** Aim of the exercise **
Return the number of lines in which the word "object" appears; add nothing else.

** Rows from a dataset **
════════

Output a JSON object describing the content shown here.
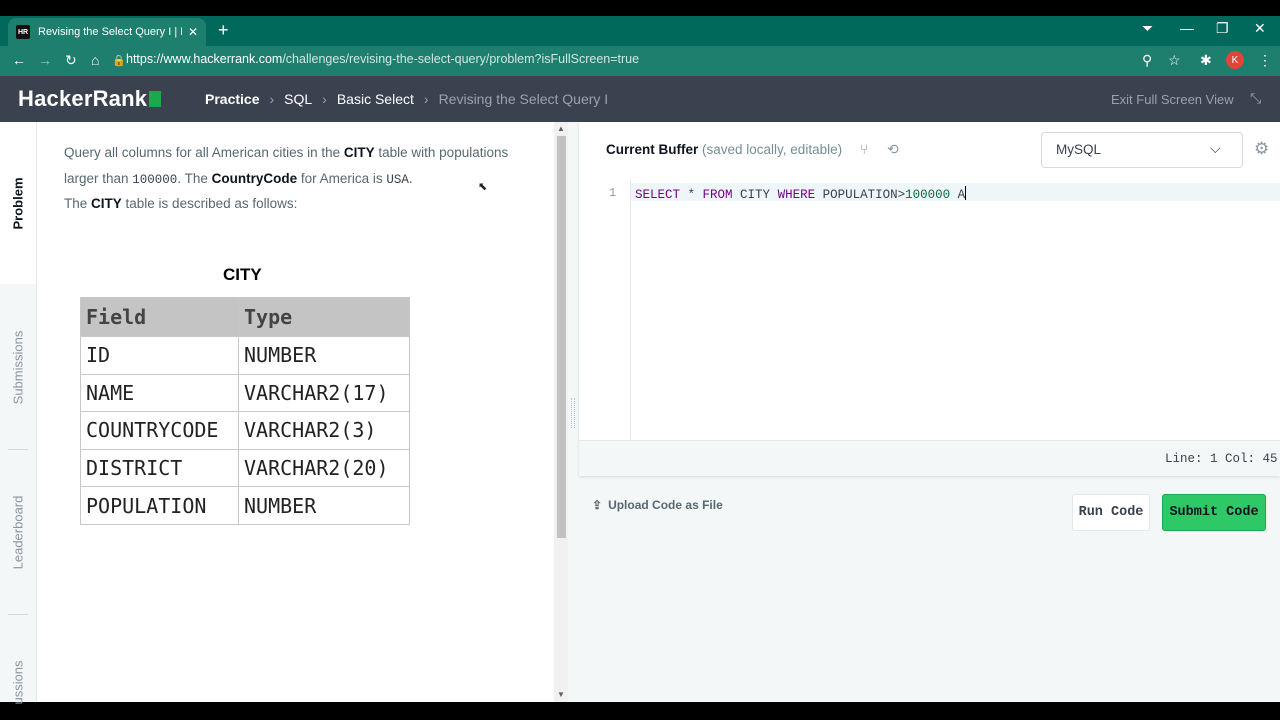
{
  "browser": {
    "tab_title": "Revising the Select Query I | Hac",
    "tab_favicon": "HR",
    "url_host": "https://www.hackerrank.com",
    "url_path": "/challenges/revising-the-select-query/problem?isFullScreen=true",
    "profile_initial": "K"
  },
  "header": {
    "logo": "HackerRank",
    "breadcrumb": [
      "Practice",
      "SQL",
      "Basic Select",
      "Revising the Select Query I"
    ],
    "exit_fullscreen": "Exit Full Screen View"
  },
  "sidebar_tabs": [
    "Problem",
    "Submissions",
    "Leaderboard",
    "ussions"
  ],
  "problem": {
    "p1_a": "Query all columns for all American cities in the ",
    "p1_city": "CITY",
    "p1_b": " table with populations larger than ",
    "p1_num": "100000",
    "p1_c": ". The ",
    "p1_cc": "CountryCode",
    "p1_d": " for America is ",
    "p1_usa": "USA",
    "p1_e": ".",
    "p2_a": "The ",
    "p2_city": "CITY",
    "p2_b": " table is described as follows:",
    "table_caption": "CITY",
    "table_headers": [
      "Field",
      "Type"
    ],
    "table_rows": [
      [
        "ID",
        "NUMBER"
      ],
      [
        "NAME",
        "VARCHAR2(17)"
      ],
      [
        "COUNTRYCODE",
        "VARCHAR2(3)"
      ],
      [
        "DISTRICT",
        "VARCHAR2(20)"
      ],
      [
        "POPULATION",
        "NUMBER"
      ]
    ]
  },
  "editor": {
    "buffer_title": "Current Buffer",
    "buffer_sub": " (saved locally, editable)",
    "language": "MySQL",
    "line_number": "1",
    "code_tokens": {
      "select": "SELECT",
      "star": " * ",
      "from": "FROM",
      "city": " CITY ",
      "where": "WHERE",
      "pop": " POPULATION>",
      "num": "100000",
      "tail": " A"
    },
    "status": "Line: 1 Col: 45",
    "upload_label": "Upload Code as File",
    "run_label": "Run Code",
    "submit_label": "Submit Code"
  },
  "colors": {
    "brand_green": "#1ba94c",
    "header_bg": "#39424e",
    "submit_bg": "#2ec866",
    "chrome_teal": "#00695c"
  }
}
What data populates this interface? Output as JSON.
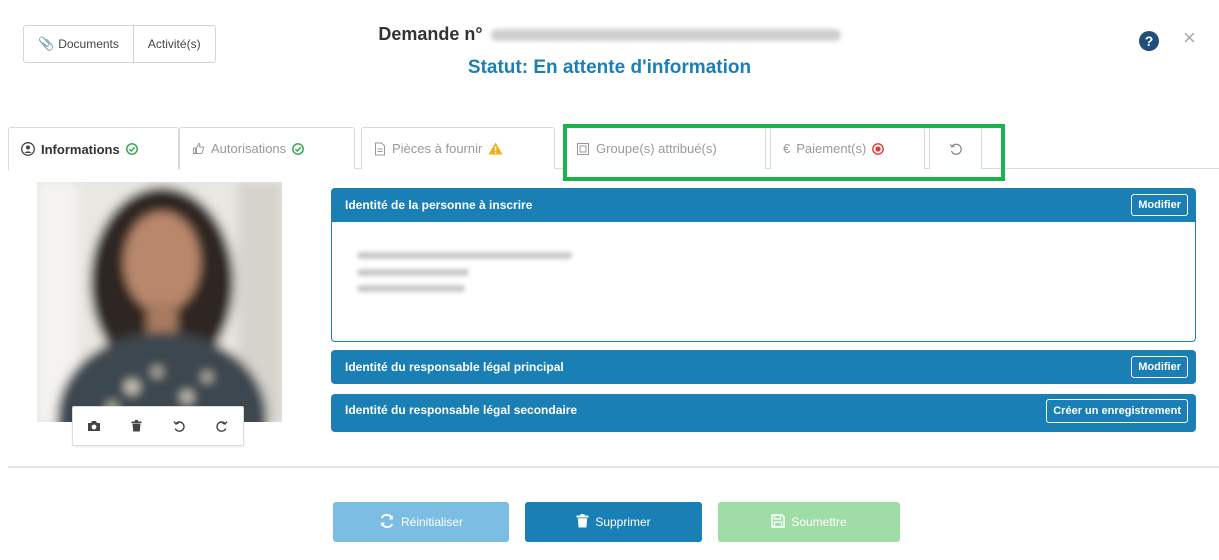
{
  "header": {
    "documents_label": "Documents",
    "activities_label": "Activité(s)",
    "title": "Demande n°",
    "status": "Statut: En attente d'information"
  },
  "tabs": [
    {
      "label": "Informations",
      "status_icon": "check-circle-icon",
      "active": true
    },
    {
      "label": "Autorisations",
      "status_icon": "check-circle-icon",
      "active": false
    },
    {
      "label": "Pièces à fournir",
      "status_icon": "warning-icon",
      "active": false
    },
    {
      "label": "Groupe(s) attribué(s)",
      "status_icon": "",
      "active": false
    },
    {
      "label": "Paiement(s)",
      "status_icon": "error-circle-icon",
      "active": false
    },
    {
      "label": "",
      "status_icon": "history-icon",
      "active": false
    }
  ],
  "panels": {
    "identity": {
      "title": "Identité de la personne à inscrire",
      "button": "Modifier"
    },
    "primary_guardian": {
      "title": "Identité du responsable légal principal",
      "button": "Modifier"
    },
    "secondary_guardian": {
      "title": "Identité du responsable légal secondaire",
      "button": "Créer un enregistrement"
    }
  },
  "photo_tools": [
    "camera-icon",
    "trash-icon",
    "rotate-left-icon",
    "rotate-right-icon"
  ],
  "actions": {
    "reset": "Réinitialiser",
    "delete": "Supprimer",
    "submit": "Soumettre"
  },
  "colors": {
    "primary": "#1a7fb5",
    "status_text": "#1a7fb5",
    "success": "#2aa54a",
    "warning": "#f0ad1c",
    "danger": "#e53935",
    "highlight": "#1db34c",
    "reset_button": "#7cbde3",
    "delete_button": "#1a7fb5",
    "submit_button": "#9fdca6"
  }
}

════════

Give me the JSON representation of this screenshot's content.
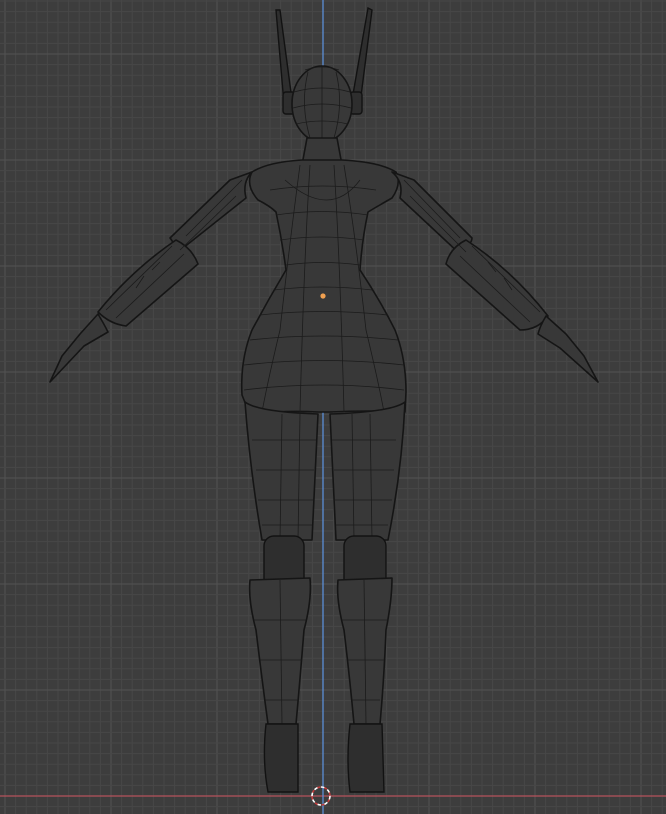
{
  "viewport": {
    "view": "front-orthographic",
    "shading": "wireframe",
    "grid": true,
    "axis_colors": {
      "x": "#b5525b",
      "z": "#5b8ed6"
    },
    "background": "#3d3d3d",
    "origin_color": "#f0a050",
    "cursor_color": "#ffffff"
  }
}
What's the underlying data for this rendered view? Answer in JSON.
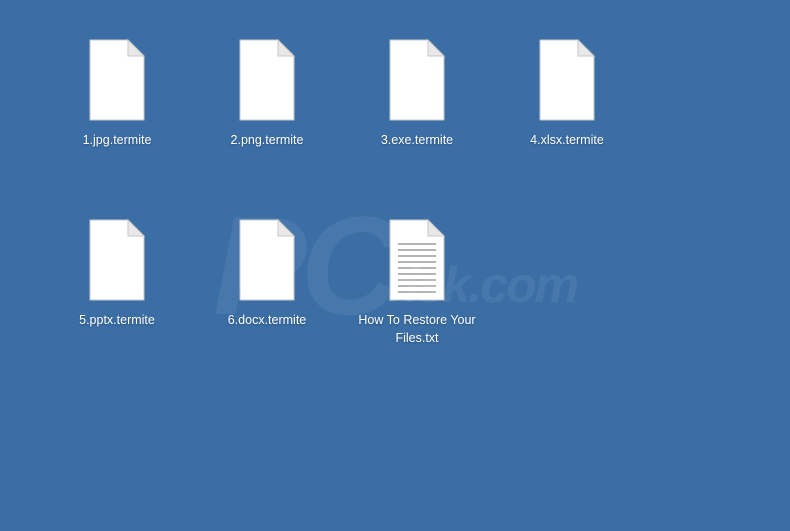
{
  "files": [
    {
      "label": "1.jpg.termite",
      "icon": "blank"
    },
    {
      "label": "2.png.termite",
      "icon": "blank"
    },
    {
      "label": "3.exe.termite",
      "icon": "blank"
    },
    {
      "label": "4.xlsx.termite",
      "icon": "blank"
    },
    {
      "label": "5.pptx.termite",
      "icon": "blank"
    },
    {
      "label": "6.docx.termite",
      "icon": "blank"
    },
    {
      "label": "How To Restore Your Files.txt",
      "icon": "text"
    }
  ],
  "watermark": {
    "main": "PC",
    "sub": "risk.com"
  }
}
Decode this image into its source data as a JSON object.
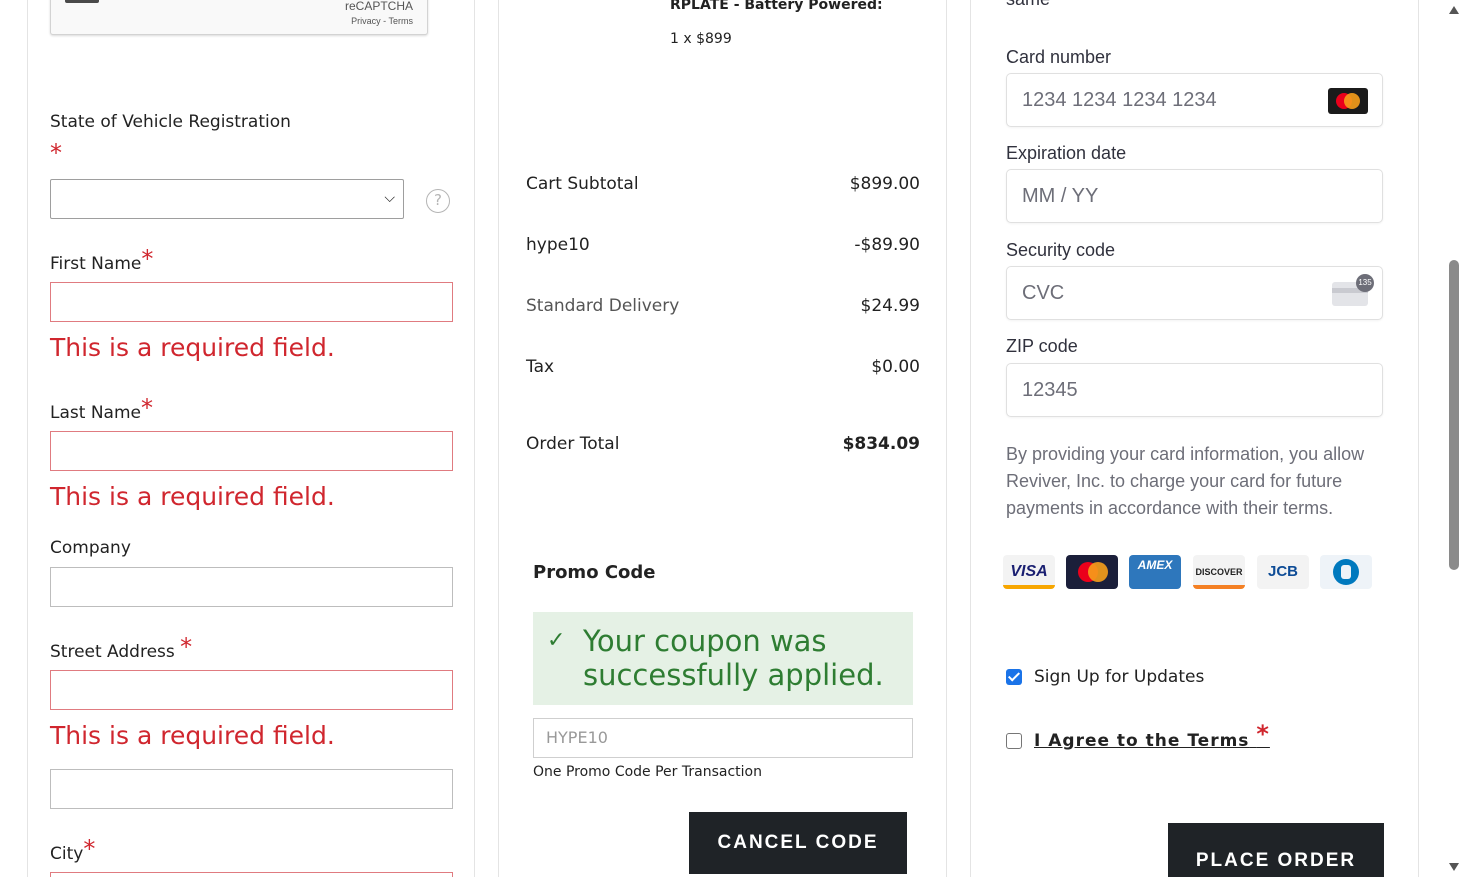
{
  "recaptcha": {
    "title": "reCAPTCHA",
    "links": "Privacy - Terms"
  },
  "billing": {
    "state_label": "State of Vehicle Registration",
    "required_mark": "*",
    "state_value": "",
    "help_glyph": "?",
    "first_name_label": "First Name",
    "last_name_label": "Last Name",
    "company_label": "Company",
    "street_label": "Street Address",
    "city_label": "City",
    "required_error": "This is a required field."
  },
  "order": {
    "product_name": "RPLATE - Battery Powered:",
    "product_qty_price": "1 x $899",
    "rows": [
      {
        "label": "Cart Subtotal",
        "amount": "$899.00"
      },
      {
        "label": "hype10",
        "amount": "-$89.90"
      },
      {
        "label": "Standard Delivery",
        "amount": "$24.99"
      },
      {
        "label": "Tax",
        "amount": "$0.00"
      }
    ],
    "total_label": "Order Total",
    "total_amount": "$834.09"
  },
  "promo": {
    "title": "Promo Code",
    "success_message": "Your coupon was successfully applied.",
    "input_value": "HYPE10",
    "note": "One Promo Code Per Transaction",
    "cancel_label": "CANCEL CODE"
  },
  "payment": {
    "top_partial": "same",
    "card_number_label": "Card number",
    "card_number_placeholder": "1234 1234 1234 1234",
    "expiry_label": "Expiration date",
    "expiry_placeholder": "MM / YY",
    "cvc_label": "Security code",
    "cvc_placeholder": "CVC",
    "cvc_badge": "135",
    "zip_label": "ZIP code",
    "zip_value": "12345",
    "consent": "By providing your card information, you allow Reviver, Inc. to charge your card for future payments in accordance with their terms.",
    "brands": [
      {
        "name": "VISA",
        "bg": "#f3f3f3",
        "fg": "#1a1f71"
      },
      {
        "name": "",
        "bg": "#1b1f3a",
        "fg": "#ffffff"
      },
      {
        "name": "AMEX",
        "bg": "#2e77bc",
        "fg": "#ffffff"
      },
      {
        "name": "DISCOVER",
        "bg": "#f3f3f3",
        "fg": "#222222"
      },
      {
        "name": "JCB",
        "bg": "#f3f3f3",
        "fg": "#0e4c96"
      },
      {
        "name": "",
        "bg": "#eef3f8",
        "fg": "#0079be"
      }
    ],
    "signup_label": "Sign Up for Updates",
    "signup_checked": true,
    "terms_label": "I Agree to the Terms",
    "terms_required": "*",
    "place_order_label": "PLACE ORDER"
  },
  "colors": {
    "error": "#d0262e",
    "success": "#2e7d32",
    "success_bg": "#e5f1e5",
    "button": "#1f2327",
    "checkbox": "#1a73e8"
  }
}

════════

** Response **
2